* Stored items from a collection

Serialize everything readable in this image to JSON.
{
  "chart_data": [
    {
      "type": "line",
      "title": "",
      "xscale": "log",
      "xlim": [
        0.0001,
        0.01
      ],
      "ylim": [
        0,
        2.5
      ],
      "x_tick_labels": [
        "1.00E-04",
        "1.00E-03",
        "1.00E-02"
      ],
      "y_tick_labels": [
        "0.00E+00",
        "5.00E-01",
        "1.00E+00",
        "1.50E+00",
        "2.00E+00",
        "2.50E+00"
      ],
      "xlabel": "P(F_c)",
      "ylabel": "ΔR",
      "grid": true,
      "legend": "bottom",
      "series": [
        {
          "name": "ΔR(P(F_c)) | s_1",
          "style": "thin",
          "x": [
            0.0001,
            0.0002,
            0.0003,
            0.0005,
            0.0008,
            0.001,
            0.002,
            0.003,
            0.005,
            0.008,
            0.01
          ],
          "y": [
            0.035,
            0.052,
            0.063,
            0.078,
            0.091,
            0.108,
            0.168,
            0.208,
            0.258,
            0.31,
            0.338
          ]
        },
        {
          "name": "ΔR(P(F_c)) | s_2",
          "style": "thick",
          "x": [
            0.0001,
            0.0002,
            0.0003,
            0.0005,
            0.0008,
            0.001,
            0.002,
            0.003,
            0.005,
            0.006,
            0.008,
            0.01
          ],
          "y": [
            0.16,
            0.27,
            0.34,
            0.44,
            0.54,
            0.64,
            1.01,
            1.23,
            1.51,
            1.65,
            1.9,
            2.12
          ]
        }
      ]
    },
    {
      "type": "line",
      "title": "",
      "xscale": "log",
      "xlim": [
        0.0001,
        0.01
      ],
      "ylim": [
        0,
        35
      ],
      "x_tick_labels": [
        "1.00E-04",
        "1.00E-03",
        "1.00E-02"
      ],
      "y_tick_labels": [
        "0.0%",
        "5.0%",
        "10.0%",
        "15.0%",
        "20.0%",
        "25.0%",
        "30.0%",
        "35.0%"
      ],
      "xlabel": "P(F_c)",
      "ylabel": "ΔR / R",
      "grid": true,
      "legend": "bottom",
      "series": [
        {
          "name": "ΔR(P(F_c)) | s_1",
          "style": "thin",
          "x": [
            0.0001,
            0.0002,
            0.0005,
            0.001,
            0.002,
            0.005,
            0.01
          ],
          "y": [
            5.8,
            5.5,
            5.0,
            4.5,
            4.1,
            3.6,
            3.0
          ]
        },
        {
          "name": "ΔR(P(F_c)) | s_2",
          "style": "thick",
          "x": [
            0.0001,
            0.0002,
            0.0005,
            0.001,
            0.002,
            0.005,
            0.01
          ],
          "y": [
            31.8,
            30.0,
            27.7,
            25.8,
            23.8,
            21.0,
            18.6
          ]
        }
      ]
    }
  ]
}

* EXERCISE BRIEF
Extract all lines as given.

* WRITTEN ANSWER
Serialize everything readable in this image to JSON.
{
  "chart_data": [
    {
      "type": "line",
      "title": "",
      "xscale": "log",
      "xlim": [
        0.0001,
        0.01
      ],
      "ylim": [
        0,
        2.5
      ],
      "x_tick_labels": [
        "1.00E-04",
        "1.00E-03",
        "1.00E-02"
      ],
      "y_tick_labels": [
        "0.00E+00",
        "5.00E-01",
        "1.00E+00",
        "1.50E+00",
        "2.00E+00",
        "2.50E+00"
      ],
      "xlabel": "P(F_c)",
      "ylabel": "ΔR",
      "grid": true,
      "legend": "bottom",
      "series": [
        {
          "name": "ΔR(P(F_c)) | s_1",
          "style": "thin",
          "x": [
            0.0001,
            0.0002,
            0.0003,
            0.0005,
            0.0008,
            0.001,
            0.002,
            0.003,
            0.005,
            0.008,
            0.01
          ],
          "y": [
            0.035,
            0.052,
            0.063,
            0.078,
            0.091,
            0.108,
            0.168,
            0.208,
            0.258,
            0.31,
            0.338
          ]
        },
        {
          "name": "ΔR(P(F_c)) | s_2",
          "style": "thick",
          "x": [
            0.0001,
            0.0002,
            0.0003,
            0.0005,
            0.0008,
            0.001,
            0.002,
            0.003,
            0.005,
            0.006,
            0.008,
            0.01
          ],
          "y": [
            0.16,
            0.27,
            0.34,
            0.44,
            0.54,
            0.64,
            1.01,
            1.23,
            1.51,
            1.65,
            1.9,
            2.12
          ]
        }
      ]
    },
    {
      "type": "line",
      "title": "",
      "xscale": "log",
      "xlim": [
        0.0001,
        0.01
      ],
      "ylim": [
        0,
        35
      ],
      "x_tick_labels": [
        "1.00E-04",
        "1.00E-03",
        "1.00E-02"
      ],
      "y_tick_labels": [
        "0.0%",
        "5.0%",
        "10.0%",
        "15.0%",
        "20.0%",
        "25.0%",
        "30.0%",
        "35.0%"
      ],
      "xlabel": "P(F_c)",
      "ylabel": "ΔR / R",
      "grid": true,
      "legend": "bottom",
      "series": [
        {
          "name": "ΔR(P(F_c)) | s_1",
          "style": "thin",
          "x": [
            0.0001,
            0.0002,
            0.0005,
            0.001,
            0.002,
            0.005,
            0.01
          ],
          "y": [
            5.8,
            5.5,
            5.0,
            4.5,
            4.1,
            3.6,
            3.0
          ]
        },
        {
          "name": "ΔR(P(F_c)) | s_2",
          "style": "thick",
          "x": [
            0.0001,
            0.0002,
            0.0005,
            0.001,
            0.002,
            0.005,
            0.01
          ],
          "y": [
            31.8,
            30.0,
            27.7,
            25.8,
            23.8,
            21.0,
            18.6
          ]
        }
      ]
    }
  ]
}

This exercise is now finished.